TASK PROMPT: Your task is to extract every entry that follows word for word while excluding the pictures.

======== STORED RECORDS

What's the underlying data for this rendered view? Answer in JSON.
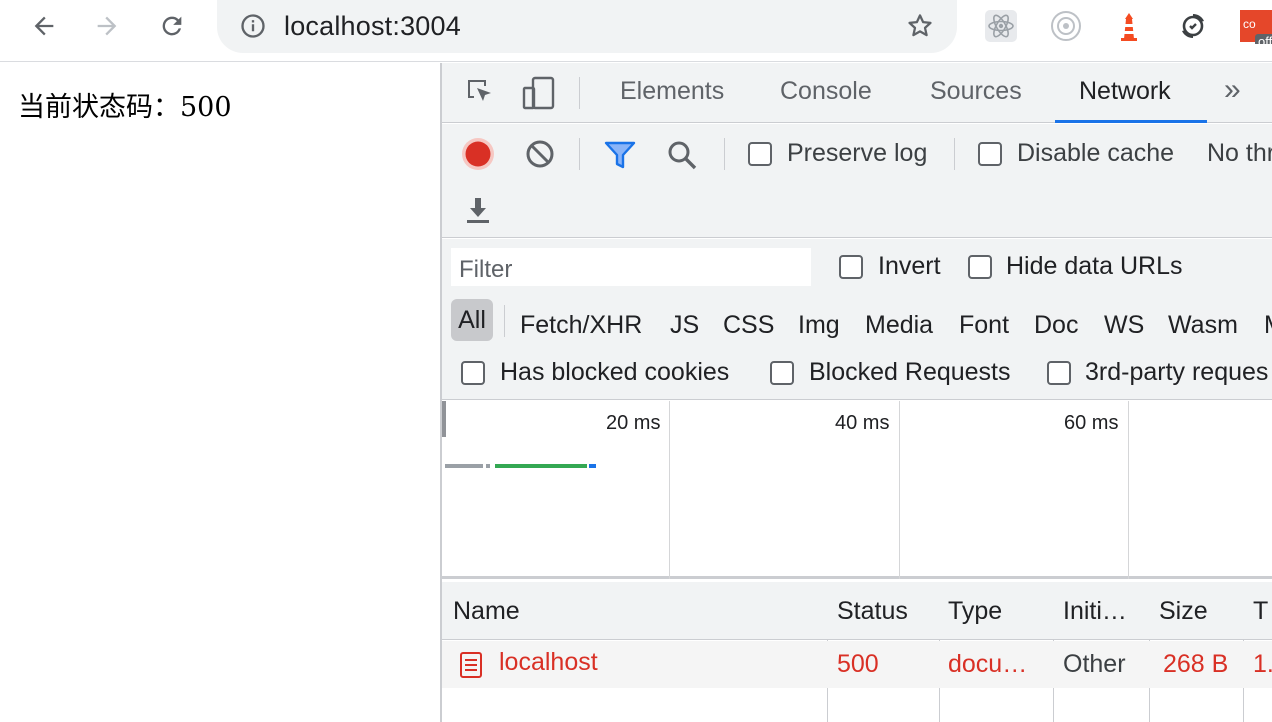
{
  "browser": {
    "url": "localhost:3004",
    "nav": {
      "back": "back-arrow-icon",
      "forward": "forward-arrow-icon",
      "reload": "reload-icon"
    },
    "extensions": [
      "react-devtools-icon",
      "redux-devtools-icon",
      "lighthouse-icon",
      "sync-icon"
    ],
    "extension_badge": "off"
  },
  "page": {
    "status_text": "当前状态码：500"
  },
  "devtools": {
    "tabs": [
      "Elements",
      "Console",
      "Sources",
      "Network"
    ],
    "active_tab": "Network",
    "more_tabs_glyph": "»",
    "toolbar": {
      "preserve_log": "Preserve log",
      "disable_cache": "Disable cache",
      "throttling": "No thr"
    },
    "filter": {
      "placeholder": "Filter",
      "invert": "Invert",
      "hide_data_urls": "Hide data URLs",
      "types": [
        "All",
        "Fetch/XHR",
        "JS",
        "CSS",
        "Img",
        "Media",
        "Font",
        "Doc",
        "WS",
        "Wasm",
        "M"
      ],
      "has_blocked_cookies": "Has blocked cookies",
      "blocked_requests": "Blocked Requests",
      "third_party": "3rd-party reques"
    },
    "overview": {
      "ticks": [
        "20 ms",
        "40 ms",
        "60 ms"
      ]
    },
    "table": {
      "columns": [
        "Name",
        "Status",
        "Type",
        "Initi…",
        "Size",
        "T"
      ],
      "rows": [
        {
          "name": "localhost",
          "status": "500",
          "type": "docu…",
          "initiator": "Other",
          "size": "268 B",
          "time": "1."
        }
      ]
    },
    "colors": {
      "accent": "#1a73e8",
      "record": "#d93025",
      "error_text": "#d93025",
      "waterfall_green": "#34a853",
      "waterfall_blue": "#1a73e8",
      "waterfall_gray": "#9aa0a6"
    }
  }
}
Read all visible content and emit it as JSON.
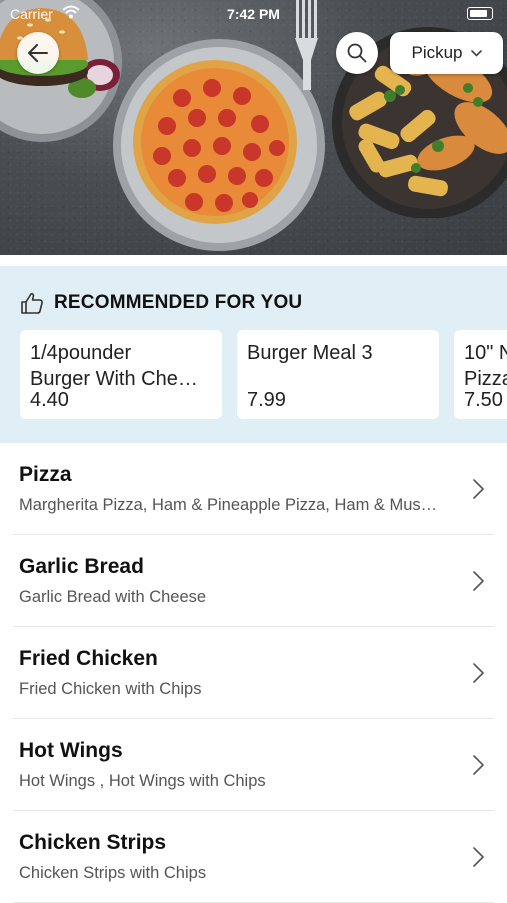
{
  "status_bar": {
    "carrier": "Carrier",
    "time": "7:42 PM"
  },
  "header": {
    "pickup_label": "Pickup"
  },
  "recommended": {
    "title": "RECOMMENDED FOR YOU",
    "items": [
      {
        "name": "1/4pounder\nBurger With Che…",
        "price": "4.40"
      },
      {
        "name": "Burger Meal 3",
        "price": "7.99"
      },
      {
        "name": "10\" N\nPizza",
        "price": "7.50"
      }
    ]
  },
  "categories": [
    {
      "name": "Pizza",
      "description": "Margherita Pizza, Ham & Pineapple Pizza, Ham & Mus…"
    },
    {
      "name": "Garlic Bread",
      "description": "Garlic Bread with Cheese"
    },
    {
      "name": "Fried Chicken",
      "description": "Fried Chicken with Chips"
    },
    {
      "name": "Hot Wings",
      "description": "Hot Wings , Hot Wings with Chips"
    },
    {
      "name": "Chicken Strips",
      "description": "Chicken Strips with Chips"
    }
  ],
  "colors": {
    "accent_bg": "#e0eef5",
    "hero_bg": "#4a4e52",
    "divider": "#e6e6e6"
  },
  "icons": [
    "back-arrow-icon",
    "search-icon",
    "chevron-down-icon",
    "thumbs-up-icon",
    "chevron-right-icon",
    "wifi-icon",
    "battery-icon"
  ]
}
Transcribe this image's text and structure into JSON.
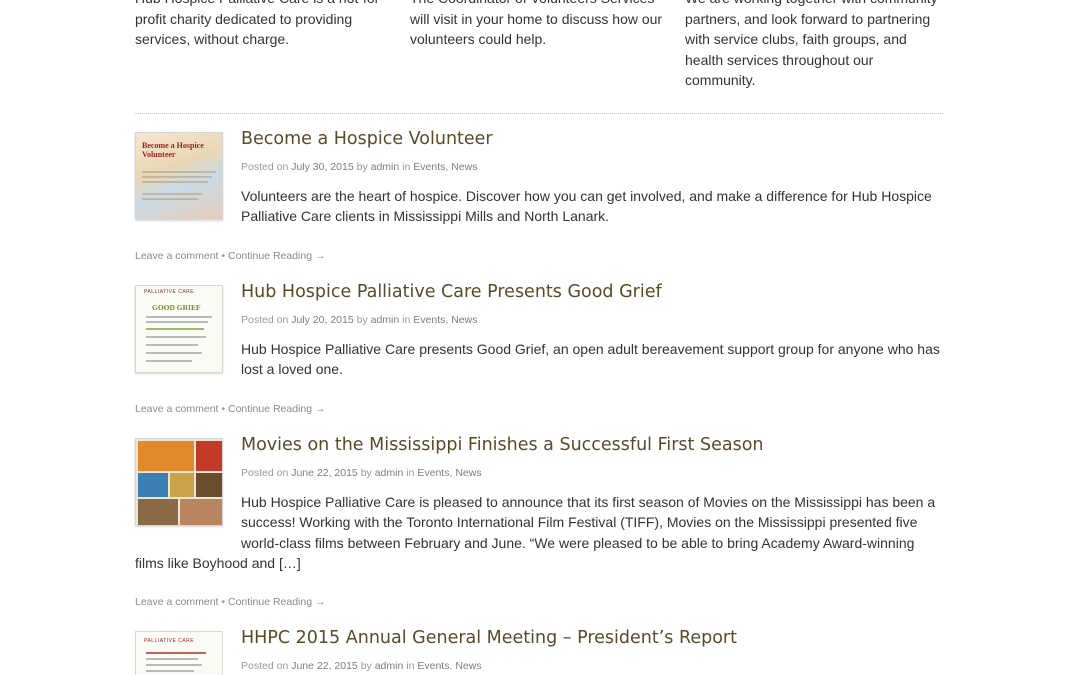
{
  "top_columns": [
    {
      "text": "Hub Hospice Palliative Care is a not-for-profit charity dedicated to providing services, without charge."
    },
    {
      "text": "The Coordinator of Volunteers Services will visit in your home to discuss how our volunteers could help."
    },
    {
      "text": "We are working together with community partners, and look forward to partnering with service clubs, faith groups, and health services throughout our community."
    }
  ],
  "labels": {
    "posted_on": "Posted on",
    "by": "by",
    "in": "in",
    "leave_comment": "Leave a comment",
    "separator": "•",
    "continue_reading": "Continue Reading →"
  },
  "posts": [
    {
      "title": "Become a Hospice Volunteer",
      "date": "July 30, 2015",
      "author": "admin",
      "categories": [
        "Events",
        "News"
      ],
      "excerpt": "Volunteers are the heart of hospice. Discover how you can get involved, and make a difference for Hub Hospice Palliative Care clients in Mississippi Mills and North Lanark.",
      "thumb_text": "Become a Hospice Volunteer"
    },
    {
      "title": "Hub Hospice Palliative Care Presents Good Grief",
      "date": "July 20, 2015",
      "author": "admin",
      "categories": [
        "Events",
        "News"
      ],
      "excerpt": "Hub Hospice Palliative Care presents Good Grief, an open adult bereavement support group for anyone who has lost a loved one.",
      "thumb_text": "GOOD GRIEF",
      "thumb_header": "PALLIATIVE CARE"
    },
    {
      "title": "Movies on the Mississippi Finishes a Successful First Season",
      "date": "June 22, 2015",
      "author": "admin",
      "categories": [
        "Events",
        "News"
      ],
      "excerpt": "Hub Hospice Palliative Care is pleased to announce that its first season of Movies on the Mississippi has been a success! Working with the Toronto International Film Festival (TIFF), Movies on the Mississippi presented five world-class films between February and June. “We were pleased to be able to bring Academy Award-winning films like Boyhood and […]"
    },
    {
      "title": "HHPC 2015 Annual General Meeting – President’s Report",
      "date": "June 22, 2015",
      "author": "admin",
      "categories": [
        "Events",
        "News"
      ],
      "thumb_header": "PALLIATIVE CARE"
    }
  ]
}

================

SOLUTION TO THIS EXERCISE:
What's the underlying data for this rendered view? Answer in JSON.
{
  "browser": {
    "url": "localhost:3004",
    "nav": {
      "back": "back-arrow-icon",
      "forward": "forward-arrow-icon",
      "reload": "reload-icon"
    },
    "extensions": [
      "react-devtools-icon",
      "redux-devtools-icon",
      "lighthouse-icon",
      "sync-icon"
    ],
    "extension_badge": "off"
  },
  "page": {
    "status_text": "当前状态码：500"
  },
  "devtools": {
    "tabs": [
      "Elements",
      "Console",
      "Sources",
      "Network"
    ],
    "active_tab": "Network",
    "more_tabs_glyph": "»",
    "toolbar": {
      "preserve_log": "Preserve log",
      "disable_cache": "Disable cache",
      "throttling": "No thr"
    },
    "filter": {
      "placeholder": "Filter",
      "invert": "Invert",
      "hide_data_urls": "Hide data URLs",
      "types": [
        "All",
        "Fetch/XHR",
        "JS",
        "CSS",
        "Img",
        "Media",
        "Font",
        "Doc",
        "WS",
        "Wasm",
        "M"
      ],
      "has_blocked_cookies": "Has blocked cookies",
      "blocked_requests": "Blocked Requests",
      "third_party": "3rd-party reques"
    },
    "overview": {
      "ticks": [
        "20 ms",
        "40 ms",
        "60 ms"
      ]
    },
    "table": {
      "columns": [
        "Name",
        "Status",
        "Type",
        "Initi…",
        "Size",
        "T"
      ],
      "rows": [
        {
          "name": "localhost",
          "status": "500",
          "type": "docu…",
          "initiator": "Other",
          "size": "268 B",
          "time": "1."
        }
      ]
    },
    "colors": {
      "accent": "#1a73e8",
      "record": "#d93025",
      "error_text": "#d93025",
      "waterfall_green": "#34a853",
      "waterfall_blue": "#1a73e8",
      "waterfall_gray": "#9aa0a6"
    }
  }
}
Read all visible content and emit it as JSON.
{
  "status_bar": {
    "carrier": "Carrier",
    "time": "7:42 PM"
  },
  "header": {
    "pickup_label": "Pickup"
  },
  "recommended": {
    "title": "RECOMMENDED FOR YOU",
    "items": [
      {
        "name": "1/4pounder\nBurger With Che…",
        "price": "4.40"
      },
      {
        "name": "Burger Meal 3",
        "price": "7.99"
      },
      {
        "name": "10\" N\nPizza",
        "price": "7.50"
      }
    ]
  },
  "categories": [
    {
      "name": "Pizza",
      "description": "Margherita Pizza, Ham & Pineapple Pizza, Ham & Mus…"
    },
    {
      "name": "Garlic Bread",
      "description": "Garlic Bread with Cheese"
    },
    {
      "name": "Fried Chicken",
      "description": "Fried Chicken with Chips"
    },
    {
      "name": "Hot Wings",
      "description": "Hot Wings , Hot Wings with Chips"
    },
    {
      "name": "Chicken Strips",
      "description": "Chicken Strips with Chips"
    }
  ],
  "colors": {
    "accent_bg": "#e0eef5",
    "hero_bg": "#4a4e52",
    "divider": "#e6e6e6"
  },
  "icons": [
    "back-arrow-icon",
    "search-icon",
    "chevron-down-icon",
    "thumbs-up-icon",
    "chevron-right-icon",
    "wifi-icon",
    "battery-icon"
  ]
}
Transcribe this image's text and structure into JSON.
{
  "top_columns": [
    {
      "text": "Hub Hospice Palliative Care is a not-for-profit charity dedicated to providing services, without charge."
    },
    {
      "text": "The Coordinator of Volunteers Services will visit in your home to discuss how our volunteers could help."
    },
    {
      "text": "We are working together with community partners, and look forward to partnering with service clubs, faith groups, and health services throughout our community."
    }
  ],
  "labels": {
    "posted_on": "Posted on",
    "by": "by",
    "in": "in",
    "leave_comment": "Leave a comment",
    "separator": "•",
    "continue_reading": "Continue Reading →"
  },
  "posts": [
    {
      "title": "Become a Hospice Volunteer",
      "date": "July 30, 2015",
      "author": "admin",
      "categories": [
        "Events",
        "News"
      ],
      "excerpt": "Volunteers are the heart of hospice. Discover how you can get involved, and make a difference for Hub Hospice Palliative Care clients in Mississippi Mills and North Lanark.",
      "thumb_text": "Become a Hospice Volunteer"
    },
    {
      "title": "Hub Hospice Palliative Care Presents Good Grief",
      "date": "July 20, 2015",
      "author": "admin",
      "categories": [
        "Events",
        "News"
      ],
      "excerpt": "Hub Hospice Palliative Care presents Good Grief, an open adult bereavement support group for anyone who has lost a loved one.",
      "thumb_text": "GOOD GRIEF",
      "thumb_header": "PALLIATIVE CARE"
    },
    {
      "title": "Movies on the Mississippi Finishes a Successful First Season",
      "date": "June 22, 2015",
      "author": "admin",
      "categories": [
        "Events",
        "News"
      ],
      "excerpt": "Hub Hospice Palliative Care is pleased to announce that its first season of Movies on the Mississippi has been a success! Working with the Toronto International Film Festival (TIFF), Movies on the Mississippi presented five world-class films between February and June. “We were pleased to be able to bring Academy Award-winning films like Boyhood and […]"
    },
    {
      "title": "HHPC 2015 Annual General Meeting – President’s Report",
      "date": "June 22, 2015",
      "author": "admin",
      "categories": [
        "Events",
        "News"
      ],
      "thumb_header": "PALLIATIVE CARE"
    }
  ]
}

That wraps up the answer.